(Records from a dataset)
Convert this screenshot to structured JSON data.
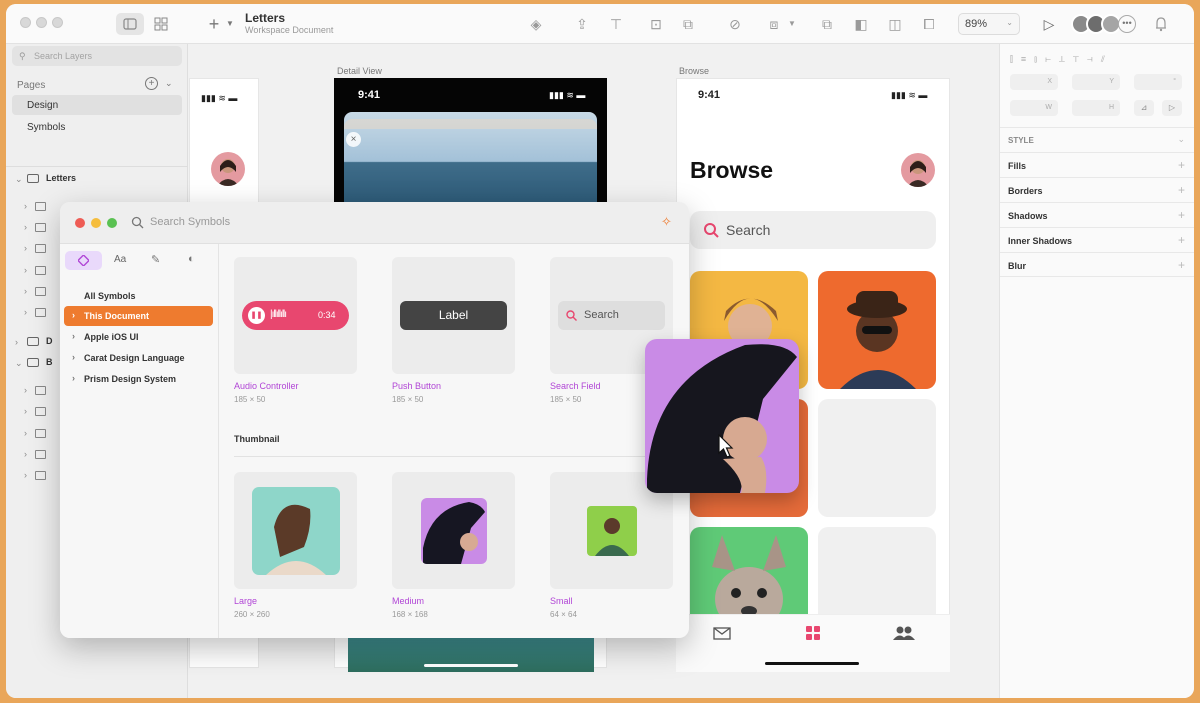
{
  "toolbar": {
    "doc_title": "Letters",
    "doc_subtitle": "Workspace Document",
    "add_label": "+",
    "zoom": "89%"
  },
  "sidebar": {
    "search_placeholder": "Search Layers",
    "pages_label": "Pages",
    "pages": [
      "Design",
      "Symbols"
    ],
    "group_letters": "Letters",
    "group_d": "D",
    "group_b": "B"
  },
  "canvas": {
    "detail_label": "Detail View",
    "browse_label": "Browse",
    "time": "9:41",
    "browse_title": "Browse",
    "browse_search": "Search"
  },
  "inspector": {
    "fields": [
      "X",
      "Y",
      "°",
      "W",
      "H"
    ],
    "style_label": "STYLE",
    "rows": [
      "Fills",
      "Borders",
      "Shadows",
      "Inner Shadows",
      "Blur"
    ]
  },
  "dialog": {
    "search_placeholder": "Search Symbols",
    "tab_text": "Aa",
    "tree": [
      "All Symbols",
      "This Document",
      "Apple iOS UI",
      "Carat Design Language",
      "Prism Design System"
    ],
    "section_thumbnail": "Thumbnail",
    "symbols": [
      {
        "name": "Audio Controller",
        "size": "185 × 50"
      },
      {
        "name": "Push Button",
        "size": "185 × 50"
      },
      {
        "name": "Search Field",
        "size": "185 × 50"
      },
      {
        "name": "Large",
        "size": "260 × 260"
      },
      {
        "name": "Medium",
        "size": "168 × 168"
      },
      {
        "name": "Small",
        "size": "64 × 64"
      }
    ],
    "audio_time": "0:34",
    "button_label": "Label",
    "search_field_label": "Search"
  },
  "colors": {
    "accent_orange": "#ee7b2f",
    "accent_purple": "#b146d6",
    "accent_pink": "#e8476f"
  }
}
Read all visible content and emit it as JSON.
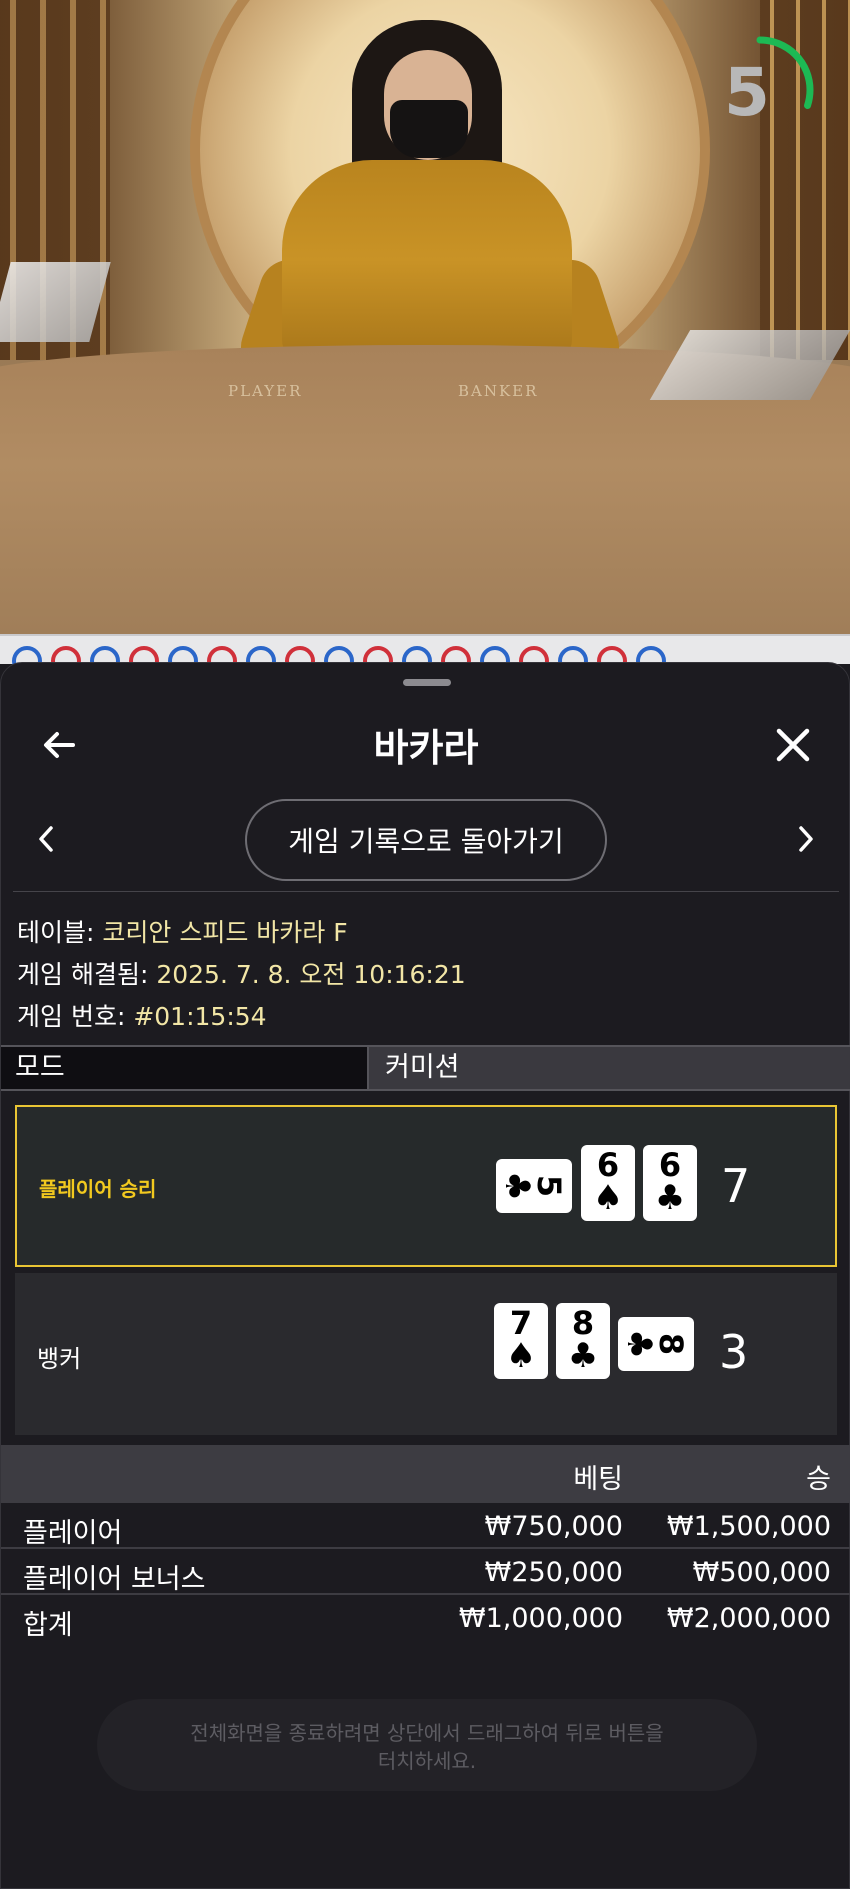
{
  "video": {
    "countdown": "5",
    "countdown_progress": 0.3,
    "table_labels": {
      "player": "PLAYER",
      "banker": "BANKER"
    }
  },
  "road": {
    "dots": [
      "P",
      "B",
      "P",
      "B",
      "P",
      "B",
      "P",
      "B",
      "P",
      "B",
      "P",
      "B",
      "P",
      "B",
      "P",
      "B",
      "P"
    ]
  },
  "header": {
    "title": "바카라",
    "back_icon": "arrow-left-icon",
    "close_icon": "close-icon"
  },
  "history_nav": {
    "back_to_history_label": "게임 기록으로 돌아가기",
    "prev_icon": "chevron-left-icon",
    "next_icon": "chevron-right-icon"
  },
  "game_info": {
    "table_key": "테이블:",
    "table_value": " 코리안 스피드 바카라 F",
    "resolved_key": "게임 해결됨:",
    "resolved_value": " 2025. 7. 8. 오전 10:16:21",
    "number_key": "게임 번호:",
    "number_value": " #01:15:54"
  },
  "mode": {
    "label": "모드",
    "value": "커미션"
  },
  "results": {
    "player": {
      "label": "플레이어 승리",
      "score": "7",
      "cards": [
        {
          "rank": "5",
          "suit": "♣",
          "orientation": "side"
        },
        {
          "rank": "6",
          "suit": "♠",
          "orientation": "up"
        },
        {
          "rank": "6",
          "suit": "♣",
          "orientation": "up"
        }
      ]
    },
    "banker": {
      "label": "뱅커",
      "score": "3",
      "cards": [
        {
          "rank": "7",
          "suit": "♠",
          "orientation": "up"
        },
        {
          "rank": "8",
          "suit": "♣",
          "orientation": "up"
        },
        {
          "rank": "8",
          "suit": "♣",
          "orientation": "side"
        }
      ]
    }
  },
  "bets": {
    "col_bet": "베팅",
    "col_win": "승",
    "rows": [
      {
        "name": "플레이어",
        "bet": "₩750,000",
        "win": "₩1,500,000"
      },
      {
        "name": "플레이어 보너스",
        "bet": "₩250,000",
        "win": "₩500,000"
      }
    ],
    "total": {
      "name": "합계",
      "bet": "₩1,000,000",
      "win": "₩2,000,000"
    }
  },
  "toast": {
    "line1": "전체화면을 종료하려면 상단에서 드래그하여 뒤로 버튼을",
    "line2": "터치하세요."
  },
  "colors": {
    "win_border": "#e9c534",
    "win_text": "#f2c91f",
    "info_text": "#f2e6a6",
    "timer_green": "#1db954",
    "road_player": "#2b66c9",
    "road_banker": "#d0303a"
  }
}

• INSTRUCTIONS TO FOLLOW:
Copy every entry exactly as written. Pictures are excluded.

• EXERCISE RESULT:
Convert this screenshot to structured JSON data.
{
  "toolbar": {
    "doc_title": "Letters",
    "doc_subtitle": "Workspace Document",
    "add_label": "+",
    "zoom": "89%"
  },
  "sidebar": {
    "search_placeholder": "Search Layers",
    "pages_label": "Pages",
    "pages": [
      "Design",
      "Symbols"
    ],
    "group_letters": "Letters",
    "group_d": "D",
    "group_b": "B"
  },
  "canvas": {
    "detail_label": "Detail View",
    "browse_label": "Browse",
    "time": "9:41",
    "browse_title": "Browse",
    "browse_search": "Search"
  },
  "inspector": {
    "fields": [
      "X",
      "Y",
      "°",
      "W",
      "H"
    ],
    "style_label": "STYLE",
    "rows": [
      "Fills",
      "Borders",
      "Shadows",
      "Inner Shadows",
      "Blur"
    ]
  },
  "dialog": {
    "search_placeholder": "Search Symbols",
    "tab_text": "Aa",
    "tree": [
      "All Symbols",
      "This Document",
      "Apple iOS UI",
      "Carat Design Language",
      "Prism Design System"
    ],
    "section_thumbnail": "Thumbnail",
    "symbols": [
      {
        "name": "Audio Controller",
        "size": "185 × 50"
      },
      {
        "name": "Push Button",
        "size": "185 × 50"
      },
      {
        "name": "Search Field",
        "size": "185 × 50"
      },
      {
        "name": "Large",
        "size": "260 × 260"
      },
      {
        "name": "Medium",
        "size": "168 × 168"
      },
      {
        "name": "Small",
        "size": "64 × 64"
      }
    ],
    "audio_time": "0:34",
    "button_label": "Label",
    "search_field_label": "Search"
  },
  "colors": {
    "accent_orange": "#ee7b2f",
    "accent_purple": "#b146d6",
    "accent_pink": "#e8476f"
  }
}
Read all visible content and emit it as JSON.
{
  "video": {
    "countdown": "5",
    "countdown_progress": 0.3,
    "table_labels": {
      "player": "PLAYER",
      "banker": "BANKER"
    }
  },
  "road": {
    "dots": [
      "P",
      "B",
      "P",
      "B",
      "P",
      "B",
      "P",
      "B",
      "P",
      "B",
      "P",
      "B",
      "P",
      "B",
      "P",
      "B",
      "P"
    ]
  },
  "header": {
    "title": "바카라",
    "back_icon": "arrow-left-icon",
    "close_icon": "close-icon"
  },
  "history_nav": {
    "back_to_history_label": "게임 기록으로 돌아가기",
    "prev_icon": "chevron-left-icon",
    "next_icon": "chevron-right-icon"
  },
  "game_info": {
    "table_key": "테이블:",
    "table_value": " 코리안 스피드 바카라 F",
    "resolved_key": "게임 해결됨:",
    "resolved_value": " 2025. 7. 8. 오전 10:16:21",
    "number_key": "게임 번호:",
    "number_value": " #01:15:54"
  },
  "mode": {
    "label": "모드",
    "value": "커미션"
  },
  "results": {
    "player": {
      "label": "플레이어 승리",
      "score": "7",
      "cards": [
        {
          "rank": "5",
          "suit": "♣",
          "orientation": "side"
        },
        {
          "rank": "6",
          "suit": "♠",
          "orientation": "up"
        },
        {
          "rank": "6",
          "suit": "♣",
          "orientation": "up"
        }
      ]
    },
    "banker": {
      "label": "뱅커",
      "score": "3",
      "cards": [
        {
          "rank": "7",
          "suit": "♠",
          "orientation": "up"
        },
        {
          "rank": "8",
          "suit": "♣",
          "orientation": "up"
        },
        {
          "rank": "8",
          "suit": "♣",
          "orientation": "side"
        }
      ]
    }
  },
  "bets": {
    "col_bet": "베팅",
    "col_win": "승",
    "rows": [
      {
        "name": "플레이어",
        "bet": "₩750,000",
        "win": "₩1,500,000"
      },
      {
        "name": "플레이어 보너스",
        "bet": "₩250,000",
        "win": "₩500,000"
      }
    ],
    "total": {
      "name": "합계",
      "bet": "₩1,000,000",
      "win": "₩2,000,000"
    }
  },
  "toast": {
    "line1": "전체화면을 종료하려면 상단에서 드래그하여 뒤로 버튼을",
    "line2": "터치하세요."
  },
  "colors": {
    "win_border": "#e9c534",
    "win_text": "#f2c91f",
    "info_text": "#f2e6a6",
    "timer_green": "#1db954",
    "road_player": "#2b66c9",
    "road_banker": "#d0303a"
  }
}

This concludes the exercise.